### STATED EXERCISE
Edit the material from its first line through the line that contains "daylight-text: and 20", replacing "sunset-text" with "sunset-label" and changing nothing else.

[Layout coordinates]
****************
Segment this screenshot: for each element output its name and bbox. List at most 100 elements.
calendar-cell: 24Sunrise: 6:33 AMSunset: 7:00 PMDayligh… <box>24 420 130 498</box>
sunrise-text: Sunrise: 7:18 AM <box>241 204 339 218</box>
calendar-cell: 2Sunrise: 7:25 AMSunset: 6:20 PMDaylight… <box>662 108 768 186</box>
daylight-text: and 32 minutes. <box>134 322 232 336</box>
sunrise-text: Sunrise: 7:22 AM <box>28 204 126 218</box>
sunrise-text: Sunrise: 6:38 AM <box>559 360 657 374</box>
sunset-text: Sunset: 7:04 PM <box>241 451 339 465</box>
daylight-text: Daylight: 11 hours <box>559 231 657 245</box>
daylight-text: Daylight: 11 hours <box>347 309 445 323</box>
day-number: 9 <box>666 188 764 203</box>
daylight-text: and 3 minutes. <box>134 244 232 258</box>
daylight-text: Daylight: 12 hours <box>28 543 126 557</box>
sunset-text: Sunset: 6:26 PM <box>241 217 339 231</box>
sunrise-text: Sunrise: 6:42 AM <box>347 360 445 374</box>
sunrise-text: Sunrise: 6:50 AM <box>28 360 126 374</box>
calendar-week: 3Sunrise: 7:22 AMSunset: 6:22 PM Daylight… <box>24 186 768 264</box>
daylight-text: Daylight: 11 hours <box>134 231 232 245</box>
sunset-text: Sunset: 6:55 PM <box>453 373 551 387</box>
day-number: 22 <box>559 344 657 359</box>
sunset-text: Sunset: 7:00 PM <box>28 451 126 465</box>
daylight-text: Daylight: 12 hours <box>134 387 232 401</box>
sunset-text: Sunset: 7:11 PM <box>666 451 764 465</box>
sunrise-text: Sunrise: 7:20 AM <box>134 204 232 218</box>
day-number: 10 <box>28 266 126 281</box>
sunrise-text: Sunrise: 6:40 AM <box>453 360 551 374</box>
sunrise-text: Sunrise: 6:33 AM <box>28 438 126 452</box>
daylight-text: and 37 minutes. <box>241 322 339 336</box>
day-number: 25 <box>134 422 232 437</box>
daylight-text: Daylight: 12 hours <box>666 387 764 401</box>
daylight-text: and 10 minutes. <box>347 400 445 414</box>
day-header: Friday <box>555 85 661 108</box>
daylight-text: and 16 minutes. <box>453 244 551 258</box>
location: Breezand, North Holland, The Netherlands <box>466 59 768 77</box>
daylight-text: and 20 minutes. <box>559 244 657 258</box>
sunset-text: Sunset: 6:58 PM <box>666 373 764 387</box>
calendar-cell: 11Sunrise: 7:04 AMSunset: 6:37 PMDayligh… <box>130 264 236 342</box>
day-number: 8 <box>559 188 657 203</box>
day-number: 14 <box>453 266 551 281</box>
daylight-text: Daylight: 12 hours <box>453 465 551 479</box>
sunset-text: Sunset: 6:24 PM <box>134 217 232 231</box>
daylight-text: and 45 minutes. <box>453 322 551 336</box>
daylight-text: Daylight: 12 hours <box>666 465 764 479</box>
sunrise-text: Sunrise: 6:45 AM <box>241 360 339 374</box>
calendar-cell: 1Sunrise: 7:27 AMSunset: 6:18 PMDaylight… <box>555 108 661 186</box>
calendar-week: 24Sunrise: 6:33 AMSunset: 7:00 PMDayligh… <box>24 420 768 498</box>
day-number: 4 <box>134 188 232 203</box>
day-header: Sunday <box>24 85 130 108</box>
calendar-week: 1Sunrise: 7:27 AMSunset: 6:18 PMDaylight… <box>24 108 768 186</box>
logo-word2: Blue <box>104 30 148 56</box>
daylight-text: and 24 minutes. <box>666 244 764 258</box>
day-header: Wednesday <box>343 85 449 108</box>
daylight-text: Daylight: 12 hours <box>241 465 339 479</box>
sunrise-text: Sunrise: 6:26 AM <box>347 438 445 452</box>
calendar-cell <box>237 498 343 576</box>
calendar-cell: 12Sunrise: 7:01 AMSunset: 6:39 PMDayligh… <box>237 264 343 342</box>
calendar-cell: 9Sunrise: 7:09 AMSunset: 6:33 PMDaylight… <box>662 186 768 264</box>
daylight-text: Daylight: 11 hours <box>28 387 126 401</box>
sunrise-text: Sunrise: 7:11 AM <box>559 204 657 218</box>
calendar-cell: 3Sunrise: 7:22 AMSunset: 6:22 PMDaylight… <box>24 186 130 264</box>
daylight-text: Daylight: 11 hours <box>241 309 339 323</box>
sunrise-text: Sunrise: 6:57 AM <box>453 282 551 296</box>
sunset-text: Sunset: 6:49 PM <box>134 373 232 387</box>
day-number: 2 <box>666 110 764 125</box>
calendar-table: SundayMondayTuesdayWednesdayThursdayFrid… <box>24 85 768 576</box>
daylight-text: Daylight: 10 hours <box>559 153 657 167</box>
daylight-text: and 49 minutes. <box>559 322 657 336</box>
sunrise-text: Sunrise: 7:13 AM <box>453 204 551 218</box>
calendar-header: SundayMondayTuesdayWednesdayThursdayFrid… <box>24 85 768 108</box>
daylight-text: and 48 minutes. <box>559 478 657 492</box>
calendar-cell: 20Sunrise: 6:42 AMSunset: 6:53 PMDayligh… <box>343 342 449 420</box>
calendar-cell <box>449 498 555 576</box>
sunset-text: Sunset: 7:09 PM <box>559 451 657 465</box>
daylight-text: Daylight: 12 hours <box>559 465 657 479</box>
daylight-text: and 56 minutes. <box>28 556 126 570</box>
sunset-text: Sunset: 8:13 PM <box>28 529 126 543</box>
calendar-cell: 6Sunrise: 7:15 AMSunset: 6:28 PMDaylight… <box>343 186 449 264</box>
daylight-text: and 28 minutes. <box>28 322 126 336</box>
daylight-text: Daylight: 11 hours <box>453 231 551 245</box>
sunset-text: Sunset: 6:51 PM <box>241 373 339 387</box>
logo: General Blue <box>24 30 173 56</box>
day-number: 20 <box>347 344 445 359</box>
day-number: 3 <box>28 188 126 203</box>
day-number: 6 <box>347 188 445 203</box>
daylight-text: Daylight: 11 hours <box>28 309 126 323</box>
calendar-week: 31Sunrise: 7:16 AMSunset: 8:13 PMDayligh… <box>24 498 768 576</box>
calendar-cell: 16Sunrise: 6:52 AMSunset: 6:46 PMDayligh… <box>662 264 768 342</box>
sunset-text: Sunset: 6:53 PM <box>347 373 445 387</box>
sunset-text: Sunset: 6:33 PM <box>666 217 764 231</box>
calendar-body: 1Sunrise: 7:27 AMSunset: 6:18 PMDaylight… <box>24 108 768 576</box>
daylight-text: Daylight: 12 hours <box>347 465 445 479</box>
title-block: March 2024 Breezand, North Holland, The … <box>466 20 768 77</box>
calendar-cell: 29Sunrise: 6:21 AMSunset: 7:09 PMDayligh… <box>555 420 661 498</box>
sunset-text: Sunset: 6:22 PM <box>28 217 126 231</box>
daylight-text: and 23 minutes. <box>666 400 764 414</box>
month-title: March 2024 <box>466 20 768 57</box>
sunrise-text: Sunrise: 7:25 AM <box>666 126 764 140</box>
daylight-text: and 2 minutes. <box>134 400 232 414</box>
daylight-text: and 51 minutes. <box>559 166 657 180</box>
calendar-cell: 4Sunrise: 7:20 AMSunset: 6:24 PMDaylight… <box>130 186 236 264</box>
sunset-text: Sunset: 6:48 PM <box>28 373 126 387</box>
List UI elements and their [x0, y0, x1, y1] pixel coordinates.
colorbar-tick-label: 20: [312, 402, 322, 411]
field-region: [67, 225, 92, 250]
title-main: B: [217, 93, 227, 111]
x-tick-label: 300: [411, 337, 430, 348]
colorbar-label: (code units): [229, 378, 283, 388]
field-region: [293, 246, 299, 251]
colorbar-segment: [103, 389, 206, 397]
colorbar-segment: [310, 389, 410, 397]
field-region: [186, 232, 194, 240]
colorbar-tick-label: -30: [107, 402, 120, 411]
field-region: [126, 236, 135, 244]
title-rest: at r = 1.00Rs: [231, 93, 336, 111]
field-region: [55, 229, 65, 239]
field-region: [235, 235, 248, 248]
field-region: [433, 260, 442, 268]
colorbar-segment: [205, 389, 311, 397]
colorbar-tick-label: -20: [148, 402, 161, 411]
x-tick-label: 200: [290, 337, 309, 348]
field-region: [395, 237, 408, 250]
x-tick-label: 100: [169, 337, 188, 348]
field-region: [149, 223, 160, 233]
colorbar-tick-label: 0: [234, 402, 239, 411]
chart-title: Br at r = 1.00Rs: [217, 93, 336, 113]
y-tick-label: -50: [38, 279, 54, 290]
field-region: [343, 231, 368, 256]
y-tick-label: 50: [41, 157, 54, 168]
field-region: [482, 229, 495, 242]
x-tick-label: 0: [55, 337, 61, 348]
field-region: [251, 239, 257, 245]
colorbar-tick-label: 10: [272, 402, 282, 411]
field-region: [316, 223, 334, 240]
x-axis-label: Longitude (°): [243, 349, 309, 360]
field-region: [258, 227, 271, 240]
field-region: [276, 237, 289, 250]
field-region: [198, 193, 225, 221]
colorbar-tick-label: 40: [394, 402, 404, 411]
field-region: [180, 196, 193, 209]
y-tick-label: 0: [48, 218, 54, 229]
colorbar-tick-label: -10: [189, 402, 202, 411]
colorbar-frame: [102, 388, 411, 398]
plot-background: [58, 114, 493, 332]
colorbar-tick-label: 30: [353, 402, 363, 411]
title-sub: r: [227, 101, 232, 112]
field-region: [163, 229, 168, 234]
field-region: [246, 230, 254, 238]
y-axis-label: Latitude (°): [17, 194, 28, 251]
****************
### THE RESULT
Segment this screenshot: for each element output its name and bbox. List at most 100 elements.
calendar-cell: 24Sunrise: 6:33 AMSunset: 7:00 PMDayligh… <box>24 420 130 498</box>
sunrise-text: Sunrise: 7:18 AM <box>241 204 339 218</box>
calendar-cell: 2Sunrise: 7:25 AMSunset: 6:20 PMDaylight… <box>662 108 768 186</box>
daylight-text: and 32 minutes. <box>134 322 232 336</box>
sunrise-text: Sunrise: 7:22 AM <box>28 204 126 218</box>
sunrise-text: Sunrise: 6:38 AM <box>559 360 657 374</box>
sunset-label: Sunset: 7:04 PM <box>241 451 339 465</box>
daylight-text: Daylight: 11 hours <box>559 231 657 245</box>
daylight-text: Daylight: 11 hours <box>347 309 445 323</box>
day-number: 9 <box>666 188 764 203</box>
daylight-text: and 3 minutes. <box>134 244 232 258</box>
daylight-text: Daylight: 12 hours <box>28 543 126 557</box>
sunset-label: Sunset: 6:26 PM <box>241 217 339 231</box>
sunrise-text: Sunrise: 6:42 AM <box>347 360 445 374</box>
sunrise-text: Sunrise: 6:50 AM <box>28 360 126 374</box>
calendar-week: 3Sunrise: 7:22 AMSunset: 6:22 PM Daylight… <box>24 186 768 264</box>
daylight-text: Daylight: 11 hours <box>134 231 232 245</box>
sunset-label: Sunset: 6:55 PM <box>453 373 551 387</box>
day-number: 22 <box>559 344 657 359</box>
sunset-label: Sunset: 7:00 PM <box>28 451 126 465</box>
daylight-text: Daylight: 12 hours <box>134 387 232 401</box>
sunset-label: Sunset: 7:11 PM <box>666 451 764 465</box>
sunrise-text: Sunrise: 7:20 AM <box>134 204 232 218</box>
day-number: 10 <box>28 266 126 281</box>
sunrise-text: Sunrise: 6:40 AM <box>453 360 551 374</box>
sunrise-text: Sunrise: 6:33 AM <box>28 438 126 452</box>
daylight-text: and 37 minutes. <box>241 322 339 336</box>
day-number: 25 <box>134 422 232 437</box>
daylight-text: Daylight: 12 hours <box>666 387 764 401</box>
daylight-text: and 10 minutes. <box>347 400 445 414</box>
day-header: Friday <box>555 85 661 108</box>
daylight-text: and 16 minutes. <box>453 244 551 258</box>
location: Breezand, North Holland, The Netherlands <box>466 59 768 77</box>
daylight-text: and 20 minutes. <box>559 244 657 258</box>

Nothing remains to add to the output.